§ **TEXT BLOCK**:

===

7 Replies

  • Raven5756 wrote:

    I have to come up with a software validation procedure that explains how we validate software before it goes into production

    It depends on what you mean by one software validation procedure. This is fine if it is sufficiently abstract. But your procedure needs to address variants due to different risk profiles. So it is a matter of consideration if you have one or several procedures. You'll need to document the relation of those variants into the encompassing procedure. This can be presented as a tailoring and custimization for the various software and risk profiles, e.g. in an approved report.

    Raven5756 wrote:

    and corresponding testing records. 

    Sounds that there is something missing in between.

    It's already several year ago, I had to address ISO 13485. I wasn't in charge of that duty. I was in charge of software configuration management. And there are implications of ISO 13485 on software configuration management too. I was working as a temp for a customer in the medical device manufacturing industry, in a project with invasive devices, hence highest risk evaluation requirements. The customers risk manager wasn't a help to my part of the task as he was only able to evaluate medical risks although regulation requires a broader view. And there was no risk manager addressing other risks. Preceeding project versions have used spreadsheets to list all software tools deployed with various additional infos and links. This included the result of risk categorization, supplier, and various other infos. It did not include any test records. I wouldn't consider it manageable if all test records would be included. The sheet was able to provide an overview what had already been evaluated with which result and where to find further detail infos. But I guess that an appropriate database application would be more suitable.

    • Which tools are you using for your test management?
    • Which tools are you using for risk management?

===

§ **ENTRIES SUPPLIED**:
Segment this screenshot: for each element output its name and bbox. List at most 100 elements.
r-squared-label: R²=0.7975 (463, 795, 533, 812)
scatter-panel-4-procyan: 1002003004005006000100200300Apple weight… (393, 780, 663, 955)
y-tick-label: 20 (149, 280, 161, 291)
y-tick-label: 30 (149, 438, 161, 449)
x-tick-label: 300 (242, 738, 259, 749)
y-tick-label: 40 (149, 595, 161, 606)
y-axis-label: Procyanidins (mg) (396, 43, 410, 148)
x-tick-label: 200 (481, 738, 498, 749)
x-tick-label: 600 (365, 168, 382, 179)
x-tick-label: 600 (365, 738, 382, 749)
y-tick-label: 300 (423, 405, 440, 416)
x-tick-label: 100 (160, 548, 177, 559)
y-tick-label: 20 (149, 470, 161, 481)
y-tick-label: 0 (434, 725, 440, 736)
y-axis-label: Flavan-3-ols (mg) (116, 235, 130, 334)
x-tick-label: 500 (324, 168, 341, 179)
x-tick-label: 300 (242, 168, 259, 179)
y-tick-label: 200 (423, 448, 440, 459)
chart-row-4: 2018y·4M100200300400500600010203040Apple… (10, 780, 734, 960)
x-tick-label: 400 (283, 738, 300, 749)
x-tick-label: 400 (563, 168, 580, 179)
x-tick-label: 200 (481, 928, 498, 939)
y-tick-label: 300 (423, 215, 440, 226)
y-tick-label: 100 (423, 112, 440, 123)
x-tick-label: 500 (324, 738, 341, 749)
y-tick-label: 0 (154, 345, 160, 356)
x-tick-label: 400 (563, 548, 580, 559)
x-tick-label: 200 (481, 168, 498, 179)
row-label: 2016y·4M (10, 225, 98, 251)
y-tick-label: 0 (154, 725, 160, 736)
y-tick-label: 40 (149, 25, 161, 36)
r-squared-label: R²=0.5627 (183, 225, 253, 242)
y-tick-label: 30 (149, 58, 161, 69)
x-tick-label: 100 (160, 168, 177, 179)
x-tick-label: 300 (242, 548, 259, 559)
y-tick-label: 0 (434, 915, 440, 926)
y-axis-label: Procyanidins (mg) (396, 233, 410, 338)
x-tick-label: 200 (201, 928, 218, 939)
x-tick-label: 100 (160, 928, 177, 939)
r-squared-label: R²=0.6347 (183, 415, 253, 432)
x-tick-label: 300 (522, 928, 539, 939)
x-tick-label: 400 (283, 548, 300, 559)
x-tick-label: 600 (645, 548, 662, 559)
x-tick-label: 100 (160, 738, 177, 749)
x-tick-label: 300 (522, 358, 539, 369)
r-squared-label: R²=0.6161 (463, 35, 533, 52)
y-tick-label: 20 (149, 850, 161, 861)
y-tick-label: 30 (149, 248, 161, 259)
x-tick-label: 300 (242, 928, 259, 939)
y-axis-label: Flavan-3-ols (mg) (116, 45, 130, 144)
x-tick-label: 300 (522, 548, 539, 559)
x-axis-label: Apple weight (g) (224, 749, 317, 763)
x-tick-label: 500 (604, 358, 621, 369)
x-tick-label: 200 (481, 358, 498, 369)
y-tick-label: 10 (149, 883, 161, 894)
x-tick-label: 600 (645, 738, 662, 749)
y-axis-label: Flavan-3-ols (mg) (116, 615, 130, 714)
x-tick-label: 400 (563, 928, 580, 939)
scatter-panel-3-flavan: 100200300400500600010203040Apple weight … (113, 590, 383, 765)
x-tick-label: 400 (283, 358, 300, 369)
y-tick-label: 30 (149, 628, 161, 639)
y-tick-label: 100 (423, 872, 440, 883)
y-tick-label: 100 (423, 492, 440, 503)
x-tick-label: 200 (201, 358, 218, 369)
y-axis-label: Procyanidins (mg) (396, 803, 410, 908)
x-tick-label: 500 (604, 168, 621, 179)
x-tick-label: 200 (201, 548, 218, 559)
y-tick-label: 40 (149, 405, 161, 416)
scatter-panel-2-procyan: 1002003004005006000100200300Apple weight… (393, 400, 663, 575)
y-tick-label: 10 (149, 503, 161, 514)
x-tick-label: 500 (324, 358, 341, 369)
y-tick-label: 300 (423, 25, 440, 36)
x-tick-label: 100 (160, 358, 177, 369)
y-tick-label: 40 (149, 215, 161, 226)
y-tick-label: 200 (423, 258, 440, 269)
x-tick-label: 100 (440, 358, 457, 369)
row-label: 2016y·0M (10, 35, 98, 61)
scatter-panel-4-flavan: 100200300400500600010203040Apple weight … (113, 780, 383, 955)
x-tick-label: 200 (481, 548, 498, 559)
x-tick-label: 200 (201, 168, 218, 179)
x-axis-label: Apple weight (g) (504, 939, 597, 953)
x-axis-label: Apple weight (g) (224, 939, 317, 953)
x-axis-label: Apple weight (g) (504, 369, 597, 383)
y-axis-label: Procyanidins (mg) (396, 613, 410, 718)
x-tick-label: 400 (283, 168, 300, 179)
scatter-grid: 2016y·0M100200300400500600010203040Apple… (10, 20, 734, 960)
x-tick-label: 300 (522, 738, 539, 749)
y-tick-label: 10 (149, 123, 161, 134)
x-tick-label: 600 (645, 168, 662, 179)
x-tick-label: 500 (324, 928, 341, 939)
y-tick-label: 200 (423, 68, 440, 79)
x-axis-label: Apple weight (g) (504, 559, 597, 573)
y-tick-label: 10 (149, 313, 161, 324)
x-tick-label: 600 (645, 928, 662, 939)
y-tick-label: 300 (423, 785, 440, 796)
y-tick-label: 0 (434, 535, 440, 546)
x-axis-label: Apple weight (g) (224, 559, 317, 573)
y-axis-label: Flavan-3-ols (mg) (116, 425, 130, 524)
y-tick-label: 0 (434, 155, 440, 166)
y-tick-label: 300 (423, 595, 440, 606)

===

§ **WORK INSTRUCTION A**: Translate this sentence from the software validation thread into German: "I was in charge of software configuration management."
§ **WORK INSTRUCTION B**: Carry on the forum thread about software validation past its final line.
The entries are separate from the forum thread on software validation.

§ **EXERCISE ANSWER A**: Ich war für das Software-Konfigurationsmanagement zuständig.

§ **EXERCISE ANSWER B**:
    • Don't these tools include components suitable to do what you're looking for?

    As far as I remember some tool vendors offer a kind of profile set for their tools to customize their tool set to the needs of medical device regulation and standards. That last customer used such tools but didn't purchase these profile sets although offered by these tool vendors. Some of these tools sets can be considered database applications.

    Raven5756 wrote:

    The procedure I have done but I'm struggling to come up with a template to use that encompasses everything that we have to provide for records (essentially, proof that we tested  and documented EVERYTHING).

    That sounds incomplete to me.

    • What's your setup of the approval games and how do you report these approvals by authorized, required and optional parties resp. stakeholders?

    For every software, you'll end up with a set of test results compiled into a test report and balancing against your test plan with an appropriate recommendation for either further testing or recommendation of meeting planed and specified accepted risk levels. And your procedure describes how such reports will be used to accept the remaining risks by which stakeholders represented by which persons in which qualification. This approval is part of the records you'll need to provide to auditors in case of next audit.

    And no, you don't need to document everything. But your preparations will records what doesn't need to be recorded for which reasons. I don't remember which standard was addressing which part of the risk assessment and quality management aspects for medical devices. But I remember that when risk assessment proofed low risk, this assessment needs to be documented. But this implied that many other documentation needs were not needed for such a low risk software.

    Raven5756 wrote:

    We've always tested software but to various degrees depending on how big the software was and there was many times we didn't record the testing. 

    It isn't the size of software which determines its testing needs. It's the risk assessment and the intended use which determine such needs. Organisational or technical constraints for enforcing such use and preventing other uses may be relevant for such risk assessment. So testing records are one aspect, risk assessment records another one. The testing records are depending on the risk assessments. They need to recorded too. Revision safety is important for your records too, including approval records.

    The involved standards provide models for testing, classification, approval, ... And tool providers offer templates meeting such constraints. The application domain of ISO 13485 uses a simplified risk model. And as far as I remember, there is another ISO standard with such risk models as you'll need to map the diversity of software and its use to the models for your application and devices. And that other standard has been revised and split up into two since my last use.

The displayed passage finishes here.